**STATED EXERCISE**
Reproduce every entry exactly, without alteration.

start RECORDS TO USE

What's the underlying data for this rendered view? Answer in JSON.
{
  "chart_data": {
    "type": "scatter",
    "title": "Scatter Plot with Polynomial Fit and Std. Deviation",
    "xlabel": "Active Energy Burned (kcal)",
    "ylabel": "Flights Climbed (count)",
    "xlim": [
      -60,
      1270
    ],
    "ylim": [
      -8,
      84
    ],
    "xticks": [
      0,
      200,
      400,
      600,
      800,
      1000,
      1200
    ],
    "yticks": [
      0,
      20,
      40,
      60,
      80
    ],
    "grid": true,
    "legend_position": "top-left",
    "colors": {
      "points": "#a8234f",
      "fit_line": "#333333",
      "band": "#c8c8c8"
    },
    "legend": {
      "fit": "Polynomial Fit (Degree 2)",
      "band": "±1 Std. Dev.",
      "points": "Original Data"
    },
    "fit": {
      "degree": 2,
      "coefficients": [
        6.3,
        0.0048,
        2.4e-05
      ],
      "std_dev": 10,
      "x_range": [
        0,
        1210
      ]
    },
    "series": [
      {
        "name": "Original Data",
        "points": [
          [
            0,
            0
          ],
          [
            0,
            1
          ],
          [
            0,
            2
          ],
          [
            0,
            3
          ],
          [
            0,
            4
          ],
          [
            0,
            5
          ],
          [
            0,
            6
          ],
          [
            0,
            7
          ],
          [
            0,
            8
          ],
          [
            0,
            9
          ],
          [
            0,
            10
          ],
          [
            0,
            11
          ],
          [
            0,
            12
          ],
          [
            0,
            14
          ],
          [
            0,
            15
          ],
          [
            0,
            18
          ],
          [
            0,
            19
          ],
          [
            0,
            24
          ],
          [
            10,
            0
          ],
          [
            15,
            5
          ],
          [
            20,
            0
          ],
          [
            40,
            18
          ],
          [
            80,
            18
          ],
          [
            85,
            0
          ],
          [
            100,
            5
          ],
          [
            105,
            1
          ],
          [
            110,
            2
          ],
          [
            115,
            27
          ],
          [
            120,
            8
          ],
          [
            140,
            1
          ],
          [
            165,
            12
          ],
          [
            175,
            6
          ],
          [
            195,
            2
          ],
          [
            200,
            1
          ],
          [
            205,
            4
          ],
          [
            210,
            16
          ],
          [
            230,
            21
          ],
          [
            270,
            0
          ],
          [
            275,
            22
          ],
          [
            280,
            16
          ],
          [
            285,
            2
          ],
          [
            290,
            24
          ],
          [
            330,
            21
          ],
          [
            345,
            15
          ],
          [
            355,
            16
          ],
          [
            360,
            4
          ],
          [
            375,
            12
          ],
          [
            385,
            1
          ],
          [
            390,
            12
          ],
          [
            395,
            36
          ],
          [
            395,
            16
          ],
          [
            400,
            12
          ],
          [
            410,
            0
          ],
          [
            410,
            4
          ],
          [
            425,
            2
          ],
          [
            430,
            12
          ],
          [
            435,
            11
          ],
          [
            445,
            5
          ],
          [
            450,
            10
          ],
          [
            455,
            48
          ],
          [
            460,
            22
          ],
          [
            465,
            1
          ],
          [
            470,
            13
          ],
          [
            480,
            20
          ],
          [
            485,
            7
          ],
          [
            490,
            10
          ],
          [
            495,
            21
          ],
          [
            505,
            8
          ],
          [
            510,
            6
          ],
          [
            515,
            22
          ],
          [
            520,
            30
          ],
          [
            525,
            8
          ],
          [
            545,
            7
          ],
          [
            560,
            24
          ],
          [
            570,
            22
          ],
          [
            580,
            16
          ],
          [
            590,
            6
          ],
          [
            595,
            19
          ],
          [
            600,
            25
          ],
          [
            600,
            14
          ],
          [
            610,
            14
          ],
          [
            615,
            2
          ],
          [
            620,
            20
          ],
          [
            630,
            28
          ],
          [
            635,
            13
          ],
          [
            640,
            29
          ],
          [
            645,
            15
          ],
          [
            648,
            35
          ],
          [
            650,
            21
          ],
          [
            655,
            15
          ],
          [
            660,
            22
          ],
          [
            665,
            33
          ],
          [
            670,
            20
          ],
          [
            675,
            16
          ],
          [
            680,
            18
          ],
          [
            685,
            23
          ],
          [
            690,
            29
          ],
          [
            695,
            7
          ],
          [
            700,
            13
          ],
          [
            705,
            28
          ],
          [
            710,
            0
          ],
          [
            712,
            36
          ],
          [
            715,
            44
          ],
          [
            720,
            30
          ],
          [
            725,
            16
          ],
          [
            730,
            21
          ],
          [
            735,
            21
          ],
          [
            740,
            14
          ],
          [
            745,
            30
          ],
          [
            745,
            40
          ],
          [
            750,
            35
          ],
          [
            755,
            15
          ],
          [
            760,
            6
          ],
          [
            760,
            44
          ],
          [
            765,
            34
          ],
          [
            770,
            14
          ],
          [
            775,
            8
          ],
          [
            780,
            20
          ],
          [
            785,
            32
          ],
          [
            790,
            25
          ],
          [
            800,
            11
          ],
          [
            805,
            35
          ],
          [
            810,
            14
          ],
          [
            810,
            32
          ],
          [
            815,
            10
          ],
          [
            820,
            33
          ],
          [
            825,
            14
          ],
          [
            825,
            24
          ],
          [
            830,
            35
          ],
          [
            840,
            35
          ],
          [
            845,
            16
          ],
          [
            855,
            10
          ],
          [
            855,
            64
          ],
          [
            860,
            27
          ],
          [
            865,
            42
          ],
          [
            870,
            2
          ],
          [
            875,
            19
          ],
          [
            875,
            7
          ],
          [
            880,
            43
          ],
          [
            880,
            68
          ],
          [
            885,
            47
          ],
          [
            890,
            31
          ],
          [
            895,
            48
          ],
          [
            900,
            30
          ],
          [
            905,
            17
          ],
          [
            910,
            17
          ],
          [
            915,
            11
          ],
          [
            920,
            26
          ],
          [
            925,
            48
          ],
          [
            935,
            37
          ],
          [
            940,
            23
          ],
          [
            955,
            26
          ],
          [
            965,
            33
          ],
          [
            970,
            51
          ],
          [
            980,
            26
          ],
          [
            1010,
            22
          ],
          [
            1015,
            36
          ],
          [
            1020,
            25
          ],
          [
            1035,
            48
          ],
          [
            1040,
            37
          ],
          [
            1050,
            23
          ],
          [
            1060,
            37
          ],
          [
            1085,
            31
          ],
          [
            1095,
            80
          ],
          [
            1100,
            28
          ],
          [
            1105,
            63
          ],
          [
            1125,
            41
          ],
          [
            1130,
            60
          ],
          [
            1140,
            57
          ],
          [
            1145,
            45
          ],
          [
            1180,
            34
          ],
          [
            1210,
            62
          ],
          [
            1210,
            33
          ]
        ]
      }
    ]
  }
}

end RECORDS TO USE

**CORRECT RESPONSE**
What's the underlying data for this rendered view? Answer in JSON.
{
  "chart_data": {
    "type": "scatter",
    "title": "Scatter Plot with Polynomial Fit and Std. Deviation",
    "xlabel": "Active Energy Burned (kcal)",
    "ylabel": "Flights Climbed (count)",
    "xlim": [
      -60,
      1270
    ],
    "ylim": [
      -8,
      84
    ],
    "xticks": [
      0,
      200,
      400,
      600,
      800,
      1000,
      1200
    ],
    "yticks": [
      0,
      20,
      40,
      60,
      80
    ],
    "grid": true,
    "legend_position": "top-left",
    "colors": {
      "points": "#a8234f",
      "fit_line": "#333333",
      "band": "#c8c8c8"
    },
    "legend": {
      "fit": "Polynomial Fit (Degree 2)",
      "band": "±1 Std. Dev.",
      "points": "Original Data"
    },
    "fit": {
      "degree": 2,
      "coefficients": [
        6.3,
        0.0048,
        2.4e-05
      ],
      "std_dev": 10,
      "x_range": [
        0,
        1210
      ]
    },
    "series": [
      {
        "name": "Original Data",
        "points": [
          [
            0,
            0
          ],
          [
            0,
            1
          ],
          [
            0,
            2
          ],
          [
            0,
            3
          ],
          [
            0,
            4
          ],
          [
            0,
            5
          ],
          [
            0,
            6
          ],
          [
            0,
            7
          ],
          [
            0,
            8
          ],
          [
            0,
            9
          ],
          [
            0,
            10
          ],
          [
            0,
            11
          ],
          [
            0,
            12
          ],
          [
            0,
            14
          ],
          [
            0,
            15
          ],
          [
            0,
            18
          ],
          [
            0,
            19
          ],
          [
            0,
            24
          ],
          [
            10,
            0
          ],
          [
            15,
            5
          ],
          [
            20,
            0
          ],
          [
            40,
            18
          ],
          [
            80,
            18
          ],
          [
            85,
            0
          ],
          [
            100,
            5
          ],
          [
            105,
            1
          ],
          [
            110,
            2
          ],
          [
            115,
            27
          ],
          [
            120,
            8
          ],
          [
            140,
            1
          ],
          [
            165,
            12
          ],
          [
            175,
            6
          ],
          [
            195,
            2
          ],
          [
            200,
            1
          ],
          [
            205,
            4
          ],
          [
            210,
            16
          ],
          [
            230,
            21
          ],
          [
            270,
            0
          ],
          [
            275,
            22
          ],
          [
            280,
            16
          ],
          [
            285,
            2
          ],
          [
            290,
            24
          ],
          [
            330,
            21
          ],
          [
            345,
            15
          ],
          [
            355,
            16
          ],
          [
            360,
            4
          ],
          [
            375,
            12
          ],
          [
            385,
            1
          ],
          [
            390,
            12
          ],
          [
            395,
            36
          ],
          [
            395,
            16
          ],
          [
            400,
            12
          ],
          [
            410,
            0
          ],
          [
            410,
            4
          ],
          [
            425,
            2
          ],
          [
            430,
            12
          ],
          [
            435,
            11
          ],
          [
            445,
            5
          ],
          [
            450,
            10
          ],
          [
            455,
            48
          ],
          [
            460,
            22
          ],
          [
            465,
            1
          ],
          [
            470,
            13
          ],
          [
            480,
            20
          ],
          [
            485,
            7
          ],
          [
            490,
            10
          ],
          [
            495,
            21
          ],
          [
            505,
            8
          ],
          [
            510,
            6
          ],
          [
            515,
            22
          ],
          [
            520,
            30
          ],
          [
            525,
            8
          ],
          [
            545,
            7
          ],
          [
            560,
            24
          ],
          [
            570,
            22
          ],
          [
            580,
            16
          ],
          [
            590,
            6
          ],
          [
            595,
            19
          ],
          [
            600,
            25
          ],
          [
            600,
            14
          ],
          [
            610,
            14
          ],
          [
            615,
            2
          ],
          [
            620,
            20
          ],
          [
            630,
            28
          ],
          [
            635,
            13
          ],
          [
            640,
            29
          ],
          [
            645,
            15
          ],
          [
            648,
            35
          ],
          [
            650,
            21
          ],
          [
            655,
            15
          ],
          [
            660,
            22
          ],
          [
            665,
            33
          ],
          [
            670,
            20
          ],
          [
            675,
            16
          ],
          [
            680,
            18
          ],
          [
            685,
            23
          ],
          [
            690,
            29
          ],
          [
            695,
            7
          ],
          [
            700,
            13
          ],
          [
            705,
            28
          ],
          [
            710,
            0
          ],
          [
            712,
            36
          ],
          [
            715,
            44
          ],
          [
            720,
            30
          ],
          [
            725,
            16
          ],
          [
            730,
            21
          ],
          [
            735,
            21
          ],
          [
            740,
            14
          ],
          [
            745,
            30
          ],
          [
            745,
            40
          ],
          [
            750,
            35
          ],
          [
            755,
            15
          ],
          [
            760,
            6
          ],
          [
            760,
            44
          ],
          [
            765,
            34
          ],
          [
            770,
            14
          ],
          [
            775,
            8
          ],
          [
            780,
            20
          ],
          [
            785,
            32
          ],
          [
            790,
            25
          ],
          [
            800,
            11
          ],
          [
            805,
            35
          ],
          [
            810,
            14
          ],
          [
            810,
            32
          ],
          [
            815,
            10
          ],
          [
            820,
            33
          ],
          [
            825,
            14
          ],
          [
            825,
            24
          ],
          [
            830,
            35
          ],
          [
            840,
            35
          ],
          [
            845,
            16
          ],
          [
            855,
            10
          ],
          [
            855,
            64
          ],
          [
            860,
            27
          ],
          [
            865,
            42
          ],
          [
            870,
            2
          ],
          [
            875,
            19
          ],
          [
            875,
            7
          ],
          [
            880,
            43
          ],
          [
            880,
            68
          ],
          [
            885,
            47
          ],
          [
            890,
            31
          ],
          [
            895,
            48
          ],
          [
            900,
            30
          ],
          [
            905,
            17
          ],
          [
            910,
            17
          ],
          [
            915,
            11
          ],
          [
            920,
            26
          ],
          [
            925,
            48
          ],
          [
            935,
            37
          ],
          [
            940,
            23
          ],
          [
            955,
            26
          ],
          [
            965,
            33
          ],
          [
            970,
            51
          ],
          [
            980,
            26
          ],
          [
            1010,
            22
          ],
          [
            1015,
            36
          ],
          [
            1020,
            25
          ],
          [
            1035,
            48
          ],
          [
            1040,
            37
          ],
          [
            1050,
            23
          ],
          [
            1060,
            37
          ],
          [
            1085,
            31
          ],
          [
            1095,
            80
          ],
          [
            1100,
            28
          ],
          [
            1105,
            63
          ],
          [
            1125,
            41
          ],
          [
            1130,
            60
          ],
          [
            1140,
            57
          ],
          [
            1145,
            45
          ],
          [
            1180,
            34
          ],
          [
            1210,
            62
          ],
          [
            1210,
            33
          ]
        ]
      }
    ]
  }
}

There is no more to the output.